Extracted records
— Start —

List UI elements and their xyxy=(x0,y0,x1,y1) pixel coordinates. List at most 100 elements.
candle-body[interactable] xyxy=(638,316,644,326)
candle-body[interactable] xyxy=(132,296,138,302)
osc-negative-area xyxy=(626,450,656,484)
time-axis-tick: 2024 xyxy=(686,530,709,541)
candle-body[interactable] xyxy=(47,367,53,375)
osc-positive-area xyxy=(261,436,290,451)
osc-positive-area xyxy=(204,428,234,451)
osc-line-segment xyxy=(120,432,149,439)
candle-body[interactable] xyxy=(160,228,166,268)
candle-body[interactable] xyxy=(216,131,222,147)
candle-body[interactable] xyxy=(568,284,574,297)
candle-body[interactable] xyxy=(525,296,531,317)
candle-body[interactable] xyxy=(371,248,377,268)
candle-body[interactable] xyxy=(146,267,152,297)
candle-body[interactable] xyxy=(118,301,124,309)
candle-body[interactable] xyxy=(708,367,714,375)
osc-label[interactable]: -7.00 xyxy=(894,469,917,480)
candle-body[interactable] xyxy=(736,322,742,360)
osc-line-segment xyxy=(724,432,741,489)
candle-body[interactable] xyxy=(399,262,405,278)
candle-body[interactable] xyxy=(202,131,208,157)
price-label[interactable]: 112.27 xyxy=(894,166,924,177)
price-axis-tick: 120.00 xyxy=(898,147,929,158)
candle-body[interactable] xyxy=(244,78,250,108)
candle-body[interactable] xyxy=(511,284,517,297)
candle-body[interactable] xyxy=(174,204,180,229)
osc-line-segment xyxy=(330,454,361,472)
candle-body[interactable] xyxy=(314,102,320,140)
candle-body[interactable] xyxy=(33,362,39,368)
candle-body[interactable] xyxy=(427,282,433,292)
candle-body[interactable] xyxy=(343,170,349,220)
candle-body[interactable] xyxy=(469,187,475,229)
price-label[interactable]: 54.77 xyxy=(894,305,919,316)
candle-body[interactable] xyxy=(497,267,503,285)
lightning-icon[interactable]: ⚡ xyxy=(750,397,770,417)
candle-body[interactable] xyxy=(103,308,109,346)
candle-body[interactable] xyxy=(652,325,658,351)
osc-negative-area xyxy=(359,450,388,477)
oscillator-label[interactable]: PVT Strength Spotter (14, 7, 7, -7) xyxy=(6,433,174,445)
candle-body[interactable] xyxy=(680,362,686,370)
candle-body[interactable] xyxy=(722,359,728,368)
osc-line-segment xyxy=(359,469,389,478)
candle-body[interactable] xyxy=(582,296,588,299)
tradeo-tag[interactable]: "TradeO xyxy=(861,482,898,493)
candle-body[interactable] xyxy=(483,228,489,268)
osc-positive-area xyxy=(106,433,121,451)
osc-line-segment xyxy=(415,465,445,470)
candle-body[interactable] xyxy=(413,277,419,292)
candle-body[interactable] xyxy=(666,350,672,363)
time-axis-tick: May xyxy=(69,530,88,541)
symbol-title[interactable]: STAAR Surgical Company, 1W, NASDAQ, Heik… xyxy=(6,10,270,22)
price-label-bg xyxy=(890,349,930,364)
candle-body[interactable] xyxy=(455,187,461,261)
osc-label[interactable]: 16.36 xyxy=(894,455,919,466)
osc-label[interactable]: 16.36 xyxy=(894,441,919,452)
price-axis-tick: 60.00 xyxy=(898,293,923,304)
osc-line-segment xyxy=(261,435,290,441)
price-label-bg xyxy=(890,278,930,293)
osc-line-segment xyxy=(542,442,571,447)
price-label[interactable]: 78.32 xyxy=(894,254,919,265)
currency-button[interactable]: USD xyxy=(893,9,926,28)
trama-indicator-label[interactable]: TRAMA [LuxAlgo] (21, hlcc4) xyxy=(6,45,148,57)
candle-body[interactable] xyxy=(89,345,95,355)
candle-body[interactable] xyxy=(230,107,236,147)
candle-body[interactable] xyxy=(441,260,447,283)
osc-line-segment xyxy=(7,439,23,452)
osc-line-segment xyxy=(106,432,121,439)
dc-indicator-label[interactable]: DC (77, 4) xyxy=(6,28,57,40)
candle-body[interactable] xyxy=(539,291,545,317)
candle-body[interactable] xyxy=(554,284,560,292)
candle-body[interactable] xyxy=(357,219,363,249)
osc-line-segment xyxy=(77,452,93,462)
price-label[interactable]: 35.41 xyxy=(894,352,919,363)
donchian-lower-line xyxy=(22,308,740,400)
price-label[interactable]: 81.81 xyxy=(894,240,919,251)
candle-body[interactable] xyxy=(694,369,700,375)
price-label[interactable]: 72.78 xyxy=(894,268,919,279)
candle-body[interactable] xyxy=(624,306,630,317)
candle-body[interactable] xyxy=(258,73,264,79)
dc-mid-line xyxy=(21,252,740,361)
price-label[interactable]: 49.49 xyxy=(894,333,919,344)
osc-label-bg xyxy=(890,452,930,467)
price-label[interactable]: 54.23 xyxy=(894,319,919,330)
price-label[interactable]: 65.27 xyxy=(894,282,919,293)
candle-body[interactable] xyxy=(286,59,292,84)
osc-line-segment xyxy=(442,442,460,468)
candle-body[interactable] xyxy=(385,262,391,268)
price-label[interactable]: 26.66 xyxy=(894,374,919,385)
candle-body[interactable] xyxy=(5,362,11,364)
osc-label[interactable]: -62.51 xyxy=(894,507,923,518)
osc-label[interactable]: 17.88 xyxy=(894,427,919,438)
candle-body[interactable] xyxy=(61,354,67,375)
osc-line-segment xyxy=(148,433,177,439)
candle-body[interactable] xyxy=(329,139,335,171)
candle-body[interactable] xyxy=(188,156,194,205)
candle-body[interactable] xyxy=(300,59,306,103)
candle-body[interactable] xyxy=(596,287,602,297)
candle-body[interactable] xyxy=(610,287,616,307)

— End —

Change every "candle-body" in the material above to "candlestick-body" and reproduce all lines with nothing else altered.

List UI elements and their xyxy=(x0,y0,x1,y1) pixel coordinates. List at most 100 elements.
candlestick-body[interactable] xyxy=(638,316,644,326)
candlestick-body[interactable] xyxy=(132,296,138,302)
osc-negative-area xyxy=(626,450,656,484)
time-axis-tick: 2024 xyxy=(686,530,709,541)
candlestick-body[interactable] xyxy=(47,367,53,375)
osc-positive-area xyxy=(261,436,290,451)
osc-positive-area xyxy=(204,428,234,451)
osc-line-segment xyxy=(120,432,149,439)
candlestick-body[interactable] xyxy=(160,228,166,268)
candlestick-body[interactable] xyxy=(216,131,222,147)
candlestick-body[interactable] xyxy=(568,284,574,297)
candlestick-body[interactable] xyxy=(525,296,531,317)
candlestick-body[interactable] xyxy=(371,248,377,268)
candlestick-body[interactable] xyxy=(146,267,152,297)
candlestick-body[interactable] xyxy=(118,301,124,309)
candlestick-body[interactable] xyxy=(708,367,714,375)
osc-label[interactable]: -7.00 xyxy=(894,469,917,480)
candlestick-body[interactable] xyxy=(736,322,742,360)
osc-line-segment xyxy=(724,432,741,489)
candlestick-body[interactable] xyxy=(399,262,405,278)
candlestick-body[interactable] xyxy=(202,131,208,157)
price-label[interactable]: 112.27 xyxy=(894,166,924,177)
price-axis-tick: 120.00 xyxy=(898,147,929,158)
candlestick-body[interactable] xyxy=(244,78,250,108)
candlestick-body[interactable] xyxy=(511,284,517,297)
candlestick-body[interactable] xyxy=(174,204,180,229)
osc-line-segment xyxy=(330,454,361,472)
candlestick-body[interactable] xyxy=(314,102,320,140)
candlestick-body[interactable] xyxy=(33,362,39,368)
candlestick-body[interactable] xyxy=(427,282,433,292)
candlestick-body[interactable] xyxy=(343,170,349,220)
candlestick-body[interactable] xyxy=(469,187,475,229)
price-label[interactable]: 54.77 xyxy=(894,305,919,316)
candlestick-body[interactable] xyxy=(497,267,503,285)
lightning-icon[interactable]: ⚡ xyxy=(750,397,770,417)
candlestick-body[interactable] xyxy=(103,308,109,346)
candlestick-body[interactable] xyxy=(652,325,658,351)
osc-negative-area xyxy=(359,450,388,477)
oscillator-label[interactable]: PVT Strength Spotter (14, 7, 7, -7) xyxy=(6,433,174,445)
candlestick-body[interactable] xyxy=(680,362,686,370)
candlestick-body[interactable] xyxy=(722,359,728,368)
osc-line-segment xyxy=(359,469,389,478)
candlestick-body[interactable] xyxy=(582,296,588,299)
tradeo-tag[interactable]: "TradeO xyxy=(861,482,898,493)
candlestick-body[interactable] xyxy=(483,228,489,268)
osc-positive-area xyxy=(106,433,121,451)
osc-line-segment xyxy=(415,465,445,470)
candlestick-body[interactable] xyxy=(413,277,419,292)
candlestick-body[interactable] xyxy=(666,350,672,363)
time-axis-tick: May xyxy=(69,530,88,541)
symbol-title[interactable]: STAAR Surgical Company, 1W, NASDAQ, Heik… xyxy=(6,10,270,22)
price-label-bg xyxy=(890,349,930,364)
candlestick-body[interactable] xyxy=(455,187,461,261)
osc-label[interactable]: 16.36 xyxy=(894,455,919,466)
osc-label[interactable]: 16.36 xyxy=(894,441,919,452)
price-axis-tick: 60.00 xyxy=(898,293,923,304)
osc-line-segment xyxy=(261,435,290,441)
price-label-bg xyxy=(890,278,930,293)
osc-line-segment xyxy=(542,442,571,447)
price-label[interactable]: 78.32 xyxy=(894,254,919,265)
currency-button[interactable]: USD xyxy=(893,9,926,28)
trama-indicator-label[interactable]: TRAMA [LuxAlgo] (21, hlcc4) xyxy=(6,45,148,57)
candlestick-body[interactable] xyxy=(89,345,95,355)
candlestick-body[interactable] xyxy=(230,107,236,147)
candlestick-body[interactable] xyxy=(441,260,447,283)
osc-line-segment xyxy=(7,439,23,452)
osc-line-segment xyxy=(106,432,121,439)
dc-indicator-label[interactable]: DC (77, 4) xyxy=(6,28,57,40)
candlestick-body[interactable] xyxy=(539,291,545,317)
candlestick-body[interactable] xyxy=(554,284,560,292)
candlestick-body[interactable] xyxy=(357,219,363,249)
osc-line-segment xyxy=(77,452,93,462)
price-label[interactable]: 35.41 xyxy=(894,352,919,363)
donchian-lower-line xyxy=(22,308,740,400)
price-label[interactable]: 81.81 xyxy=(894,240,919,251)
candlestick-body[interactable] xyxy=(694,369,700,375)
price-label[interactable]: 72.78 xyxy=(894,268,919,279)
candlestick-body[interactable] xyxy=(624,306,630,317)
candlestick-body[interactable] xyxy=(258,73,264,79)
dc-mid-line xyxy=(21,252,740,361)
price-label[interactable]: 49.49 xyxy=(894,333,919,344)
osc-label-bg xyxy=(890,452,930,467)
price-label[interactable]: 54.23 xyxy=(894,319,919,330)
price-label[interactable]: 65.27 xyxy=(894,282,919,293)
candlestick-body[interactable] xyxy=(286,59,292,84)
osc-line-segment xyxy=(442,442,460,468)
candlestick-body[interactable] xyxy=(385,262,391,268)
price-label[interactable]: 26.66 xyxy=(894,374,919,385)
candlestick-body[interactable] xyxy=(5,362,11,364)
osc-label[interactable]: -62.51 xyxy=(894,507,923,518)
osc-label[interactable]: 17.88 xyxy=(894,427,919,438)
candlestick-body[interactable] xyxy=(61,354,67,375)
osc-line-segment xyxy=(148,433,177,439)
candlestick-body[interactable] xyxy=(329,139,335,171)
candlestick-body[interactable] xyxy=(188,156,194,205)
candlestick-body[interactable] xyxy=(300,59,306,103)
candlestick-body[interactable] xyxy=(596,287,602,297)
candlestick-body[interactable] xyxy=(610,287,616,307)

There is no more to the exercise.